JOB:
Nothing should be left out: output all of the entries exactly.

DATA LISTING:

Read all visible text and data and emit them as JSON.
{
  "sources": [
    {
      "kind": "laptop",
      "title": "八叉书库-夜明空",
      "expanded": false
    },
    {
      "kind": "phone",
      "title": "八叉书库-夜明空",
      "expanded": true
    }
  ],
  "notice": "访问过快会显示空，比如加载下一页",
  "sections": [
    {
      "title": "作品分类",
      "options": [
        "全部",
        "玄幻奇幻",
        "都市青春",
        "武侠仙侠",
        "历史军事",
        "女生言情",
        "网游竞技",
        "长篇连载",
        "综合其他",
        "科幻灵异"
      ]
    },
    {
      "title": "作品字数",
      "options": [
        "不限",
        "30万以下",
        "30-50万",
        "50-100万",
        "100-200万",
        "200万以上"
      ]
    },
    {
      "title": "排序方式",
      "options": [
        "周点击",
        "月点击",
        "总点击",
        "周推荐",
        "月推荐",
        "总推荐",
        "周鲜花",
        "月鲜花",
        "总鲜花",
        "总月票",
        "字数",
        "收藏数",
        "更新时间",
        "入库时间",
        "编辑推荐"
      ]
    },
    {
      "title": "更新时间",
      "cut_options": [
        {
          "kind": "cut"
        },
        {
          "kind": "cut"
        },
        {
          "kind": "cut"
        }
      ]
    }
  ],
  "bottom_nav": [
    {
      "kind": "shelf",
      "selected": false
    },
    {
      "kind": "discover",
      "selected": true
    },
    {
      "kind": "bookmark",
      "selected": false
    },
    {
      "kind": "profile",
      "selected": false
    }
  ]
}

RESPONSE TO THE EXERCISE:
Read all visible text and data and emit them as JSON.
{
  "sources": [
    {
      "kind": "laptop",
      "title": "八叉书库-夜明空",
      "expanded": false
    },
    {
      "kind": "phone",
      "title": "八叉书库-夜明空",
      "expanded": true
    }
  ],
  "notice": "访问过快会显示空，比如加载下一页",
  "sections": [
    {
      "title": "作品分类",
      "options": [
        "全部",
        "玄幻奇幻",
        "都市青春",
        "武侠仙侠",
        "历史军事",
        "女生言情",
        "网游竞技",
        "长篇连载",
        "综合其他",
        "科幻灵异"
      ]
    },
    {
      "title": "作品字数",
      "options": [
        "不限",
        "30万以下",
        "30-50万",
        "50-100万",
        "100-200万",
        "200万以上"
      ]
    },
    {
      "title": "排序方式",
      "options": [
        "周点击",
        "月点击",
        "总点击",
        "周推荐",
        "月推荐",
        "总推荐",
        "周鲜花",
        "月鲜花",
        "总鲜花",
        "总月票",
        "字数",
        "收藏数",
        "更新时间",
        "入库时间",
        "编辑推荐"
      ]
    },
    {
      "title": "更新时间",
      "cut_options": [
        {
          "kind": "cut"
        },
        {
          "kind": "cut"
        },
        {
          "kind": "cut"
        }
      ]
    }
  ],
  "bottom_nav": [
    {
      "kind": "shelf",
      "selected": false
    },
    {
      "kind": "discover",
      "selected": true
    },
    {
      "kind": "bookmark",
      "selected": false
    },
    {
      "kind": "profile",
      "selected": false
    }
  ]
}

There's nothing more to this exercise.